Exercise requirements >> Extract all records. Keep each one exact.

Supplied material >>
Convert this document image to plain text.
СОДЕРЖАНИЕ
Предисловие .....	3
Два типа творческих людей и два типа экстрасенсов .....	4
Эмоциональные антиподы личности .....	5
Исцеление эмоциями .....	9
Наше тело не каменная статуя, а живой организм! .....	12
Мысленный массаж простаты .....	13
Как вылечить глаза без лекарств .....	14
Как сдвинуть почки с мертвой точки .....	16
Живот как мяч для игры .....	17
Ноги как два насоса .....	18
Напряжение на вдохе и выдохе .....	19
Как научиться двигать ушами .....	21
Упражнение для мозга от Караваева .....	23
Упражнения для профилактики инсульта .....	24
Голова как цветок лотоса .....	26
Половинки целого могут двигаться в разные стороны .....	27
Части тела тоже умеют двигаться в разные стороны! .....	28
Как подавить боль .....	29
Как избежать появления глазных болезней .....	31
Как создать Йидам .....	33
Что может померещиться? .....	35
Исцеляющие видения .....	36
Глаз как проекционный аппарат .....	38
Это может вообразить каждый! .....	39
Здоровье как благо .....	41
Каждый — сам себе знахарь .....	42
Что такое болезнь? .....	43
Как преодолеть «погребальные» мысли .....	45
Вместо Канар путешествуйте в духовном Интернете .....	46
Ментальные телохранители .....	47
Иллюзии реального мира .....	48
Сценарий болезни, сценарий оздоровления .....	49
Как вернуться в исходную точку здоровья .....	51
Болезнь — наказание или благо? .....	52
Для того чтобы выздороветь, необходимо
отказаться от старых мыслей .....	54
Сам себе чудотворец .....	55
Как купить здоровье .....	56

Solution >>
Convert this document image to plain text.
СОДЕРЖАНИЕ
Предисловие .....	3
Два типа творческих людей и два типа экстрасенсов .....	4
Эмоциональные антиподы личности .....	5
Исцеление эмоциями .....	9
Наше тело не каменная статуя, а живой организм! .....	12
Мысленный массаж простаты .....	13
Как вылечить глаза без лекарств .....	14
Как сдвинуть почки с мертвой точки .....	16
Живот как мяч для игры .....	17
Ноги как два насоса .....	18
Напряжение на вдохе и выдохе .....	19
Как научиться двигать ушами .....	21
Упражнение для мозга от Караваева .....	23
Упражнения для профилактики инсульта .....	24
Голова как цветок лотоса .....	26
Половинки целого могут двигаться в разные стороны .....	27
Части тела тоже умеют двигаться в разные стороны! .....	28
Как подавить боль .....	29
Как избежать появления глазных болезней .....	31
Как создать Йидам .....	33
Что может померещиться? .....	35
Исцеляющие видения .....	36
Глаз как проекционный аппарат .....	38
Это может вообразить каждый! .....	39
Здоровье как благо .....	41
Каждый — сам себе знахарь .....	42
Что такое болезнь? .....	43
Как преодолеть «погребальные» мысли .....	45
Вместо Канар путешествуйте в духовном Интернете .....	46
Ментальные телохранители .....	47
Иллюзии реального мира .....	48
Сценарий болезни, сценарий оздоровления .....	49
Как вернуться в исходную точку здоровья .....	51
Болезнь — наказание или благо? .....	52
Для того чтобы выздороветь, необходимо
отказаться от старых мыслей .....	54
Сам себе чудотворец .....	55
Как купить здоровье .....	56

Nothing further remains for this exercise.